**DO THIS:** Only the lines from the one containing "Convert this screenshot" to the end of the entries should be written out, each exactly as it stands, both ends included.

###

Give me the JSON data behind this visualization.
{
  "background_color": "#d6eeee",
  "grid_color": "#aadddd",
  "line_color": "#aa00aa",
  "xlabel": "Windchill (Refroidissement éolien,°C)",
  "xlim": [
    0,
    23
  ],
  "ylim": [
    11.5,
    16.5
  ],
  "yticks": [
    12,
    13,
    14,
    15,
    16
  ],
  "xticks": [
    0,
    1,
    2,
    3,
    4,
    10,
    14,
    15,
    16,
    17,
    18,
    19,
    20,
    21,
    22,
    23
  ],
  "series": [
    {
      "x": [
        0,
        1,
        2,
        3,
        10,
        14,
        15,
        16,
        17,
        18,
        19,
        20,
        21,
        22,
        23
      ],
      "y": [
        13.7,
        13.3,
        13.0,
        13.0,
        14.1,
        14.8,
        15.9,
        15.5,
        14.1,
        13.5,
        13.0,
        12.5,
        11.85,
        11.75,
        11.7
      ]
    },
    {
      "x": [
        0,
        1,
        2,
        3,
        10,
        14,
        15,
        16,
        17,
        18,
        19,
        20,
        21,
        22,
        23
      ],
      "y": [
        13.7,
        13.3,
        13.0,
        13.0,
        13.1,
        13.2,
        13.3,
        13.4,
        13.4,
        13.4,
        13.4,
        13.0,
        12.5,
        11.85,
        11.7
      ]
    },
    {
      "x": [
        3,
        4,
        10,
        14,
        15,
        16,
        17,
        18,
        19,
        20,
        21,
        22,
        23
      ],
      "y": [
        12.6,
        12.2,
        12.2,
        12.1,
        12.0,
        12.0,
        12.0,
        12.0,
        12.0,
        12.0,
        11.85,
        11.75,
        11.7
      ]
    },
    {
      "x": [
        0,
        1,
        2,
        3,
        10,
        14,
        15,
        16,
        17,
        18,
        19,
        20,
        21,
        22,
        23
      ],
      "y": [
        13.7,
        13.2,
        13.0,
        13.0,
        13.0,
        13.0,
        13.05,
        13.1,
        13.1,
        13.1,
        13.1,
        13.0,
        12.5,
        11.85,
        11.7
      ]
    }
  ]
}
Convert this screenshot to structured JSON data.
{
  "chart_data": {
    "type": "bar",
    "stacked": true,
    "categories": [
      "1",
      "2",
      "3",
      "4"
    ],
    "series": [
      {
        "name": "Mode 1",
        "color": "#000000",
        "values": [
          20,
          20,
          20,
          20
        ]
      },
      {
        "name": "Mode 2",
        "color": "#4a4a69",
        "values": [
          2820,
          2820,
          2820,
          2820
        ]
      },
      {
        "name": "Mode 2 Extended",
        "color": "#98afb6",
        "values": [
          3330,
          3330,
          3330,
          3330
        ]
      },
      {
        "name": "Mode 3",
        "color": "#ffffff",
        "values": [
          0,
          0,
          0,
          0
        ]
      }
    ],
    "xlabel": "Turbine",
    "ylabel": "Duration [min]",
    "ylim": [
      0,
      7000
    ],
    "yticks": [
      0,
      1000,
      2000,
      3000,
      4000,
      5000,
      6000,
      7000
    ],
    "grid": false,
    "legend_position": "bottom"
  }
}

###

**OUTPUT:**
Convert this screenshot to structured JSON data.
{
  "chart_data": {
    "type": "bar",
    "stacked": true,
    "categories": [
      "1",
      "2",
      "3",
      "4"
    ],
    "series": [
      {
        "name": "Mode 1",
        "color": "#000000",
        "values": [
          20,
          20,
          20,
          20
        ]
      },
      {
        "name": "Mode 2",
        "color": "#4a4a69",
        "values": [
          2820,
          2820,
          2820,
          2820
        ]
      },
      {
        "name": "Mode 2 Extended",
        "color": "#98afb6",
        "values": [
          3330,
          3330,
          3330,
          3330
        ]
      },
      {
        "name": "Mode 3",
        "color": "#ffffff",
        "values": [
          0,
          0,
          0,
          0
        ]
      }
    ],
    "xlabel": "Turbine",
    "ylabel": "Duration [min]",
    "ylim": [
      0,
      7000
    ],
    "yticks": [
      0,
      1000,
      2000,
      3000,
      4000,
      5000,
      6000,
      7000
    ],
    "grid": false,
    "legend_position": "bottom"
  }
}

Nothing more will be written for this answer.